Instructions to follow —
Gather every line in the records below that contains the word "Januar".

Record extracts —
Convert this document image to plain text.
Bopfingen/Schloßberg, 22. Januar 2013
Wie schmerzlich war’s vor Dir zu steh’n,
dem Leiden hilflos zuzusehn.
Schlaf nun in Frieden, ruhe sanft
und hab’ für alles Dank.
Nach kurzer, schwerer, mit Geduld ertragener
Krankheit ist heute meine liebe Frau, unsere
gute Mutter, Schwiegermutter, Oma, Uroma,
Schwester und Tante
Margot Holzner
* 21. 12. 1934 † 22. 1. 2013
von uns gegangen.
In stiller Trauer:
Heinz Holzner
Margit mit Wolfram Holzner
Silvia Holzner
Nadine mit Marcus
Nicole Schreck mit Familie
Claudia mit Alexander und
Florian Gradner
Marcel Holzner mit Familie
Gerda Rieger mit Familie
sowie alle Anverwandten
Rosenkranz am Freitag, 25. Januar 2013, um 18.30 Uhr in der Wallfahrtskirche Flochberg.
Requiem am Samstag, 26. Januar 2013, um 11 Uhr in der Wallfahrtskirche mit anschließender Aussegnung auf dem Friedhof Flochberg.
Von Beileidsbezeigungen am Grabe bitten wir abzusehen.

Exercise response —
Bopfingen/Schloßberg, 22. Januar 2013
Rosenkranz am Freitag, 25. Januar 2013, um 18.30 Uhr in der Wallfahrtskirche Flochberg.
Requiem am Samstag, 26. Januar 2013, um 11 Uhr in der Wallfahrtskirche mit anschließender Aussegnung auf dem Friedhof Flochberg.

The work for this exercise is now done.